### Annotated listings of regions:
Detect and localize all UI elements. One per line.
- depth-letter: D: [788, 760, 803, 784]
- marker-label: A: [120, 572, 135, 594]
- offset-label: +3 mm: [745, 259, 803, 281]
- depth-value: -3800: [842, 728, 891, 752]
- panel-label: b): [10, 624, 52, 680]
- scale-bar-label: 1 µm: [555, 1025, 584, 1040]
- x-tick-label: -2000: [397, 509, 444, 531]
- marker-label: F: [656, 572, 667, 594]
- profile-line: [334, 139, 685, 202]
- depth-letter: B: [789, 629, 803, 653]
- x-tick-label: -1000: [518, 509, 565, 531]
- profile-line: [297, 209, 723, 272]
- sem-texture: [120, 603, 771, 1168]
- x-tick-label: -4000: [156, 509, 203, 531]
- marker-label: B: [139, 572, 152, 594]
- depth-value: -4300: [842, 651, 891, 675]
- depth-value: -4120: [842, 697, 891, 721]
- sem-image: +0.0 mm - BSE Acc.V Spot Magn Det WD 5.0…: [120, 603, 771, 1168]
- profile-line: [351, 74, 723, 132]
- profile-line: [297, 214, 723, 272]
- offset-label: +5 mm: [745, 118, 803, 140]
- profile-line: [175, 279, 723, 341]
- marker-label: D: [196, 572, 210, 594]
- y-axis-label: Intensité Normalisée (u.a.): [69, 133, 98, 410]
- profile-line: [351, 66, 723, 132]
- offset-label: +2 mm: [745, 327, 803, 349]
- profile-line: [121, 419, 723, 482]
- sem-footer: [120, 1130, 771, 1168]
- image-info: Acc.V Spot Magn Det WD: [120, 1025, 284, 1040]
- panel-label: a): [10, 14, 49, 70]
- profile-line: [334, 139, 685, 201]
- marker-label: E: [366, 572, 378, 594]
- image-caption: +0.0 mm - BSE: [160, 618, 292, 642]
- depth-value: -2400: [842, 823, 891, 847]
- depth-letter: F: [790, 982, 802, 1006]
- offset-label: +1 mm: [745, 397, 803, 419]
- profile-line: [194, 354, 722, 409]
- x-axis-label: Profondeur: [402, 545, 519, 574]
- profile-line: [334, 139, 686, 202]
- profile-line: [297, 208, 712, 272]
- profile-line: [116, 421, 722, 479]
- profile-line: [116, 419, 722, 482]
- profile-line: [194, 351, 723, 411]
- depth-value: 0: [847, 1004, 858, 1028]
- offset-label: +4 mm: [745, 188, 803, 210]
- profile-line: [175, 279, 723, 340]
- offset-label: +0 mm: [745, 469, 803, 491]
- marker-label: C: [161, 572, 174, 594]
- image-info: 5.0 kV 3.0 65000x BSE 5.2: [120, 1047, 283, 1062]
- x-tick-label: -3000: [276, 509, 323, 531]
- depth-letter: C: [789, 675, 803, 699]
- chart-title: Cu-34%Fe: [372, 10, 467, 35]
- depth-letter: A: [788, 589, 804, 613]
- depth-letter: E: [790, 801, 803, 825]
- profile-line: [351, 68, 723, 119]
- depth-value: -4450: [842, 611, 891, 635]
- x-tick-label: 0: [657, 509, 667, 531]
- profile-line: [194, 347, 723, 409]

### Problem:
Could you quote every item above verbatim, line for line?

### Answer for this exercise:
Detect and localize all UI elements. One per line.
- depth-letter: D: [788, 760, 803, 784]
- marker-label: A: [120, 572, 135, 594]
- offset-label: +3 mm: [745, 259, 803, 281]
- depth-value: -3800: [842, 728, 891, 752]
- panel-label: b): [10, 624, 52, 680]
- scale-bar-label: 1 µm: [555, 1025, 584, 1040]
- x-tick-label: -2000: [397, 509, 444, 531]
- marker-label: F: [656, 572, 667, 594]
- profile-line: [334, 139, 685, 202]
- depth-letter: B: [789, 629, 803, 653]
- x-tick-label: -1000: [518, 509, 565, 531]
- profile-line: [297, 209, 723, 272]
- sem-texture: [120, 603, 771, 1168]
- x-tick-label: -4000: [156, 509, 203, 531]
- marker-label: B: [139, 572, 152, 594]
- depth-value: -4300: [842, 651, 891, 675]
- depth-value: -4120: [842, 697, 891, 721]
- sem-image: +0.0 mm - BSE Acc.V Spot Magn Det WD 5.0…: [120, 603, 771, 1168]
- profile-line: [351, 74, 723, 132]
- profile-line: [297, 214, 723, 272]
- offset-label: +5 mm: [745, 118, 803, 140]
- profile-line: [175, 279, 723, 341]
- marker-label: D: [196, 572, 210, 594]
- y-axis-label: Intensité Normalisée (u.a.): [69, 133, 98, 410]
- profile-line: [351, 66, 723, 132]
- offset-label: +2 mm: [745, 327, 803, 349]
- profile-line: [121, 419, 723, 482]
- sem-footer: [120, 1130, 771, 1168]
- image-info: Acc.V Spot Magn Det WD: [120, 1025, 284, 1040]
- panel-label: a): [10, 14, 49, 70]
- profile-line: [334, 139, 685, 201]
- marker-label: E: [366, 572, 378, 594]
- image-caption: +0.0 mm - BSE: [160, 618, 292, 642]
- depth-value: -2400: [842, 823, 891, 847]
- depth-letter: F: [790, 982, 802, 1006]
- offset-label: +1 mm: [745, 397, 803, 419]
- profile-line: [194, 354, 722, 409]
- x-axis-label: Profondeur: [402, 545, 519, 574]
- profile-line: [334, 139, 686, 202]
- profile-line: [297, 208, 712, 272]
- profile-line: [116, 421, 722, 479]
- profile-line: [116, 419, 722, 482]
- profile-line: [194, 351, 723, 411]
- depth-value: 0: [847, 1004, 858, 1028]
- offset-label: +4 mm: [745, 188, 803, 210]
- profile-line: [175, 279, 723, 340]
- offset-label: +0 mm: [745, 469, 803, 491]
- marker-label: C: [161, 572, 174, 594]
- image-info: 5.0 kV 3.0 65000x BSE 5.2: [120, 1047, 283, 1062]
- x-tick-label: -3000: [276, 509, 323, 531]
- depth-letter: C: [789, 675, 803, 699]
- chart-title: Cu-34%Fe: [372, 10, 467, 35]
- depth-letter: A: [788, 589, 804, 613]
- depth-letter: E: [790, 801, 803, 825]
- profile-line: [351, 68, 723, 119]
- depth-value: -4450: [842, 611, 891, 635]
- x-tick-label: 0: [657, 509, 667, 531]
- profile-line: [194, 347, 723, 409]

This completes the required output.